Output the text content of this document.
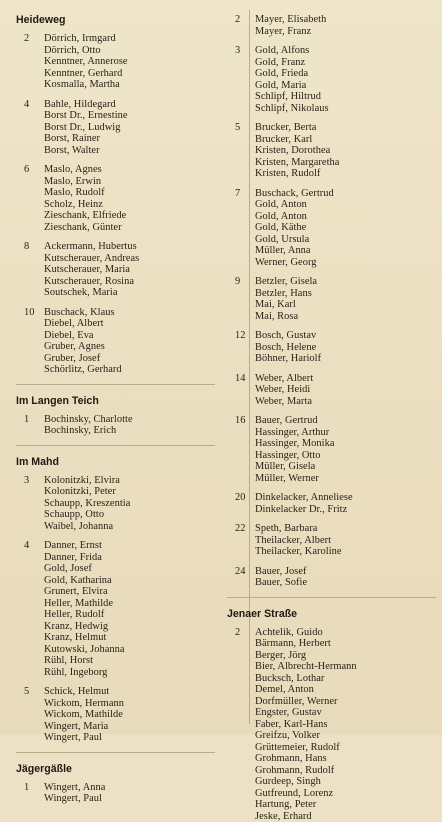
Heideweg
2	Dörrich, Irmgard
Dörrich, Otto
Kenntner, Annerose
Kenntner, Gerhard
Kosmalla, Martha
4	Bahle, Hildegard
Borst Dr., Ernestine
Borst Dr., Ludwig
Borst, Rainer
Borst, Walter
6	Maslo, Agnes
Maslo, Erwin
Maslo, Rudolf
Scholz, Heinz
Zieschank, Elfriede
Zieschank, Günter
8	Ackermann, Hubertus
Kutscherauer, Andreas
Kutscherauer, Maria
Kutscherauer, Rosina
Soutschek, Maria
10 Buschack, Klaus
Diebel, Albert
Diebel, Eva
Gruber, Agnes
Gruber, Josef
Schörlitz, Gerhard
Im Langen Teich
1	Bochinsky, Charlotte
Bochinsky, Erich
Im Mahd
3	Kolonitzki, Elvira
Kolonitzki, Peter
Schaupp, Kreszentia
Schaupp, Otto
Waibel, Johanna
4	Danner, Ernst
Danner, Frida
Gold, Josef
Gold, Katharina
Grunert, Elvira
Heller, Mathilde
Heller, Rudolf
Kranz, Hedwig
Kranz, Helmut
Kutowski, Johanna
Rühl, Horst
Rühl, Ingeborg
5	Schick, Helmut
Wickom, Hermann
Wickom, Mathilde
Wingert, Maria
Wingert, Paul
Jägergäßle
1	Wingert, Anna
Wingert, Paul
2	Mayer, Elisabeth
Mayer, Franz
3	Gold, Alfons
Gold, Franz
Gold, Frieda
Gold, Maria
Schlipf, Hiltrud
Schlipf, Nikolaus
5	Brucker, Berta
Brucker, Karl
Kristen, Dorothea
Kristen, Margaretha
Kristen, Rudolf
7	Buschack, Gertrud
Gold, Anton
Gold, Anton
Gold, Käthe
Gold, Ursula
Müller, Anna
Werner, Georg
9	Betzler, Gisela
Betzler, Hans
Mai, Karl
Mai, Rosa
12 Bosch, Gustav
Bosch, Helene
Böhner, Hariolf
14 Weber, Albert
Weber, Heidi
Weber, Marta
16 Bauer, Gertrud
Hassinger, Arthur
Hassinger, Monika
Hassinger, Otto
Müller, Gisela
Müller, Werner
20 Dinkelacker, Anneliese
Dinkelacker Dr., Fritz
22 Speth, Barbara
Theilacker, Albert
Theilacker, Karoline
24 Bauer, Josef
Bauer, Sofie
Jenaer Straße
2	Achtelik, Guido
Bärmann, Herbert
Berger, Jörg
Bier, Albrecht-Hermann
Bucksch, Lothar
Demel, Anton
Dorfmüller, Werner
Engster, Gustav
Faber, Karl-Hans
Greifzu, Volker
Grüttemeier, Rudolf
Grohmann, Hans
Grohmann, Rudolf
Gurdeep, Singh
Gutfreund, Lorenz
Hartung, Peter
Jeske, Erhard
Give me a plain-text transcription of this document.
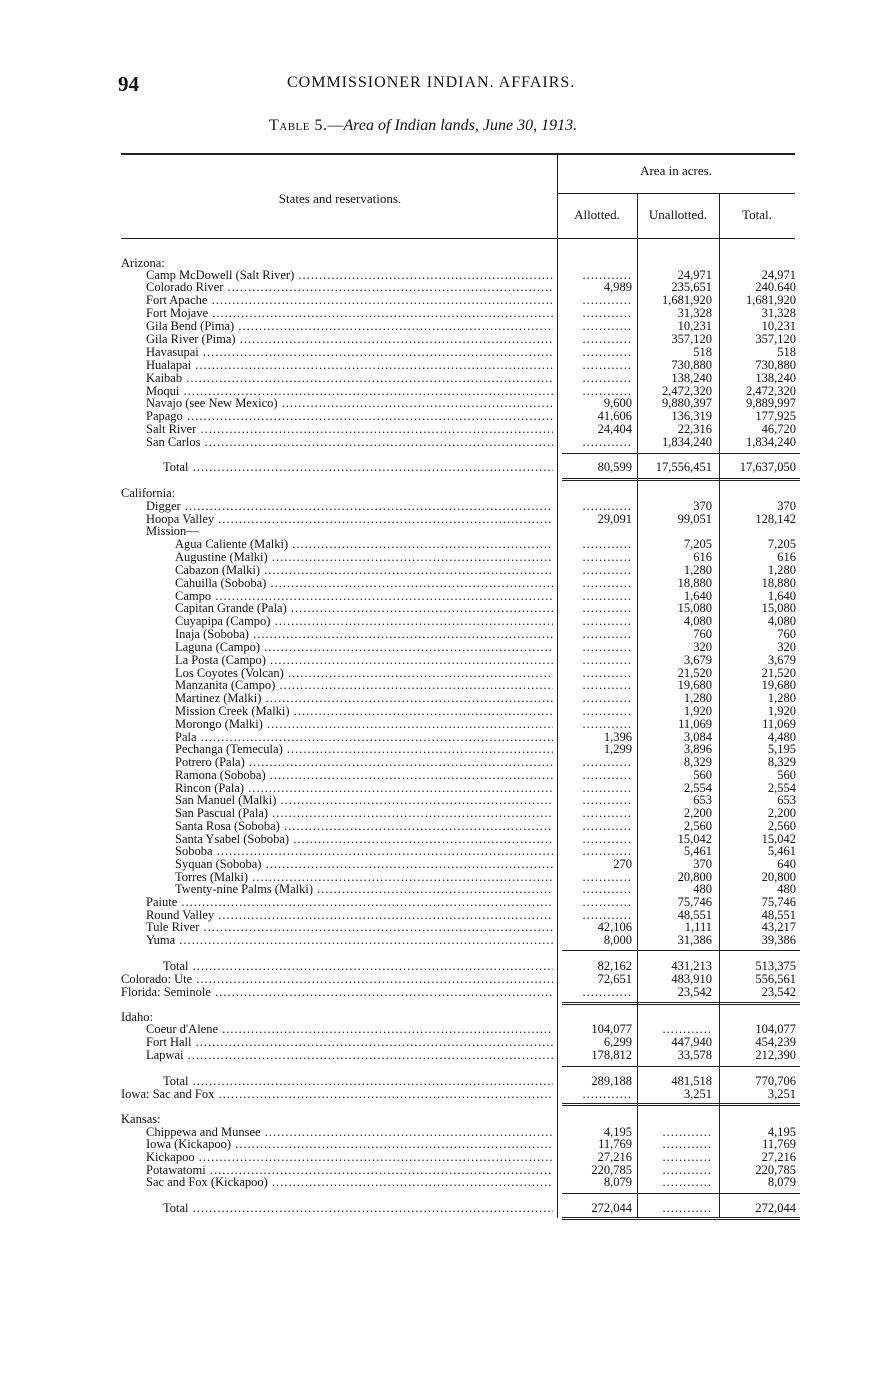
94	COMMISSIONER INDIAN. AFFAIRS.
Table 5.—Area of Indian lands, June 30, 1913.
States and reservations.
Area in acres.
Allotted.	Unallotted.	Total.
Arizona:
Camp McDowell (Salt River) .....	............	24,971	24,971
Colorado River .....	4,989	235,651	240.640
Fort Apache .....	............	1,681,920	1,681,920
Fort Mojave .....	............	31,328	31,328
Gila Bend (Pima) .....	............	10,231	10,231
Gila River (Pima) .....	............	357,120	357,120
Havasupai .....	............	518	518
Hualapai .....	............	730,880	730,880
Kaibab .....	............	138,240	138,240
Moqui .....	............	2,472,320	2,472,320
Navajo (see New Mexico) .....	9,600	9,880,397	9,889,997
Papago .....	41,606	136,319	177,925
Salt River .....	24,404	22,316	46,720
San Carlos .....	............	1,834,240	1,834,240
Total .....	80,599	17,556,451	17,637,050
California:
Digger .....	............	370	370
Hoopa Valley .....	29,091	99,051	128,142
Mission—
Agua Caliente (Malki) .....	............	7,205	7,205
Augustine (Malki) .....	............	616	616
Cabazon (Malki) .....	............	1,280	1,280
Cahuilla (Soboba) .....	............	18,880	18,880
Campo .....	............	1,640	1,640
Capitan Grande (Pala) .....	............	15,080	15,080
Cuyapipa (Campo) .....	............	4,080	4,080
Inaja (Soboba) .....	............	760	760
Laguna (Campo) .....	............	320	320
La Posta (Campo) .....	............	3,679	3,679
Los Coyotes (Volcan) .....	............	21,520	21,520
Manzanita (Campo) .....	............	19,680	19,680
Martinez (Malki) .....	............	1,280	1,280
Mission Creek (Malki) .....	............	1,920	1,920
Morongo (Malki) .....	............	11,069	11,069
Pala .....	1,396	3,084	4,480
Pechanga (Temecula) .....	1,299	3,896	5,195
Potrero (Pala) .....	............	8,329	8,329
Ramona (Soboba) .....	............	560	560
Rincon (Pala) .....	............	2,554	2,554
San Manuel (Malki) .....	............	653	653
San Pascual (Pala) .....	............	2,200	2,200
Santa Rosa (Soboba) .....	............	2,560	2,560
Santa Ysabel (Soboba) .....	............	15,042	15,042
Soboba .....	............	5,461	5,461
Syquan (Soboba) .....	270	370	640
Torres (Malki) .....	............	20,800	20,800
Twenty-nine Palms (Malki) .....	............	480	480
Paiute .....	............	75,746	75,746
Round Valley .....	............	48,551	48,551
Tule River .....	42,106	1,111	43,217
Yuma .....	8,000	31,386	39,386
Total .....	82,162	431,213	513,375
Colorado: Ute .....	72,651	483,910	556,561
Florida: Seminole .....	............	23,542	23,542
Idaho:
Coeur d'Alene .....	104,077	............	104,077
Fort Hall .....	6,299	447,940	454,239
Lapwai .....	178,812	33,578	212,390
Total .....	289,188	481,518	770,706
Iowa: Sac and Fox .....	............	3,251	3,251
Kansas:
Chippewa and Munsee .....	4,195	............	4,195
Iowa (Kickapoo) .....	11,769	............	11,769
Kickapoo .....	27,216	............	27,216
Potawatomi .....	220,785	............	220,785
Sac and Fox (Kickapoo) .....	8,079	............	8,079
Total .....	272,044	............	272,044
····················
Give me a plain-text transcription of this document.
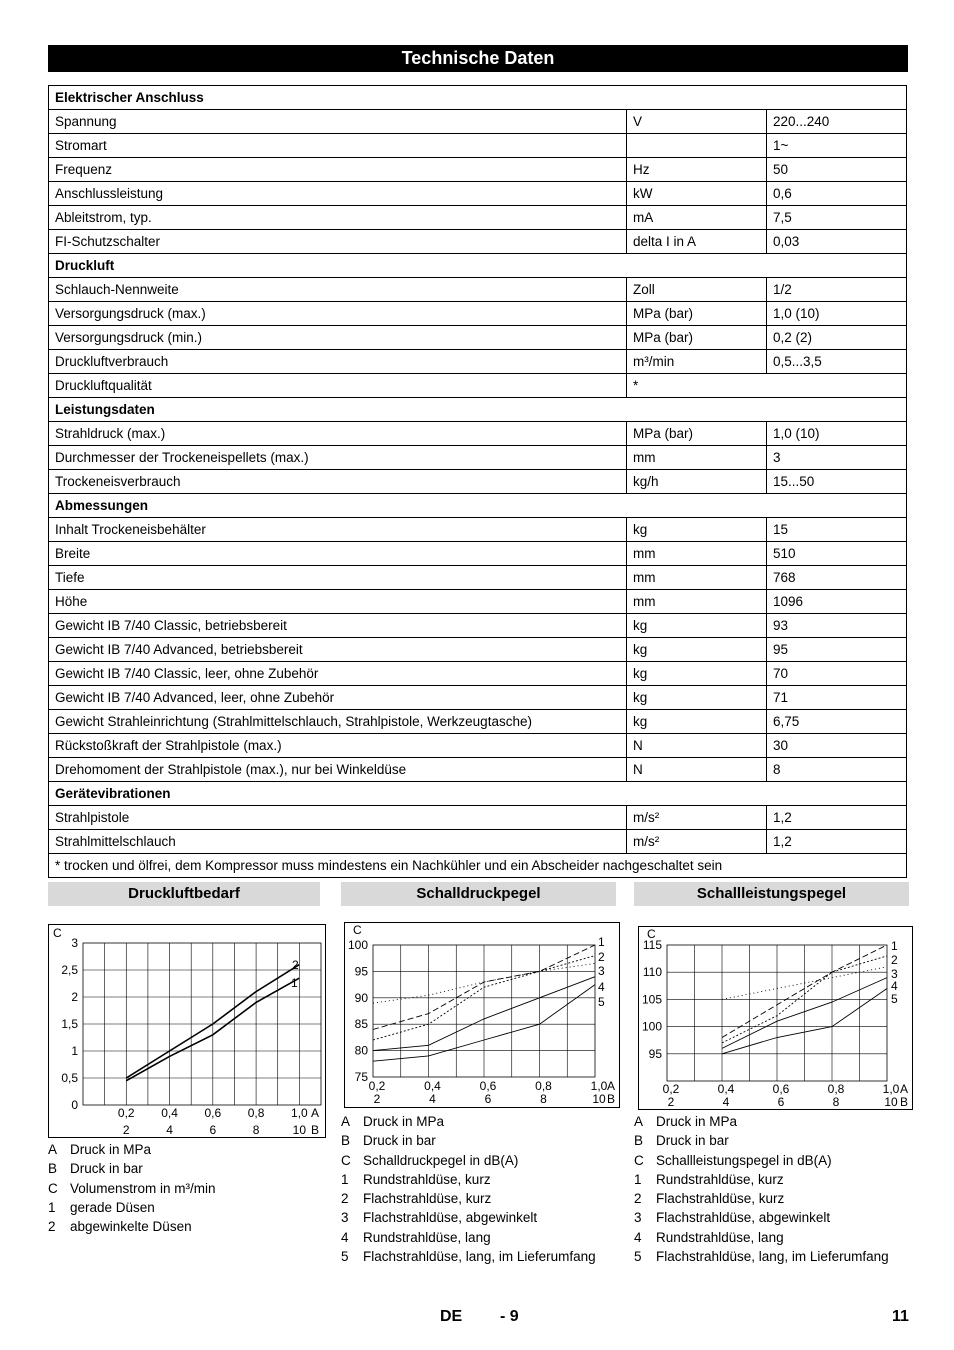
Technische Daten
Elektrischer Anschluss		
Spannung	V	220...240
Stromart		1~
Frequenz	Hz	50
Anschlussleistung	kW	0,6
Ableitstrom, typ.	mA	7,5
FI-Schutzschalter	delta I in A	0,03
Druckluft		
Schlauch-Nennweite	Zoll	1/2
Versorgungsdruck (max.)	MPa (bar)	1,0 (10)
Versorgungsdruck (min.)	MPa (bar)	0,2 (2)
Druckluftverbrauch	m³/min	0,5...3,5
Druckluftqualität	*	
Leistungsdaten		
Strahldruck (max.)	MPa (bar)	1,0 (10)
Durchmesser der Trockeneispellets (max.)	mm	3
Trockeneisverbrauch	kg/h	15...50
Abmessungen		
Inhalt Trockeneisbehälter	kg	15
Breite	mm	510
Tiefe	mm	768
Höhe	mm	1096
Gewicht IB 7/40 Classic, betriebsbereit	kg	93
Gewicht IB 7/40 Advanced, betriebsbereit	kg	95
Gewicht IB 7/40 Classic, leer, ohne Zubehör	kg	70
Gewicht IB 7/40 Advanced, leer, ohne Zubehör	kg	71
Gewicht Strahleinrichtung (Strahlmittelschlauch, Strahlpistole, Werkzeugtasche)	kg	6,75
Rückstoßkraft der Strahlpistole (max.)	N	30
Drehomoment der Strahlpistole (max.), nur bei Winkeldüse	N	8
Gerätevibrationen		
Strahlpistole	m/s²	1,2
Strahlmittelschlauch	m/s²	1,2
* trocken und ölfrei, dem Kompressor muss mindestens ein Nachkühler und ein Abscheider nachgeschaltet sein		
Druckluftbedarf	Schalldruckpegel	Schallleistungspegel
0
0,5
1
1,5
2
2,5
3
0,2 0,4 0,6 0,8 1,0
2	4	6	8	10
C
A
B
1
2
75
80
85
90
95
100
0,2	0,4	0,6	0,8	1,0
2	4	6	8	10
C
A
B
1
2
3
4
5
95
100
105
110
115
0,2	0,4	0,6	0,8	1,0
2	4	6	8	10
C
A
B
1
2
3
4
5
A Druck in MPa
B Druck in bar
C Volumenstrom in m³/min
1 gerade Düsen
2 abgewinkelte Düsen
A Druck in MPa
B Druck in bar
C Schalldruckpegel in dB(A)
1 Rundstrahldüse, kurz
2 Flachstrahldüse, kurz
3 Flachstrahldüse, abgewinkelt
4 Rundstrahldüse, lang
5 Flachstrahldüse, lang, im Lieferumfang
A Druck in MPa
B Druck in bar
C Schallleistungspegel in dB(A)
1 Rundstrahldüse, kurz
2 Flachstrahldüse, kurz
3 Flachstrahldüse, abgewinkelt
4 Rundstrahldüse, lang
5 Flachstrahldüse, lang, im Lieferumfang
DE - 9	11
····················
> [SHORT TASK]
Which lines hold the word "Rudolf"? Show each one.

> [RESPONSE TO THE EXERCISE]
Maslo, Rudolf
Heller, Rudolf
Kristen, Rudolf
Grüttemeier, Rudolf
Grohmann, Rudolf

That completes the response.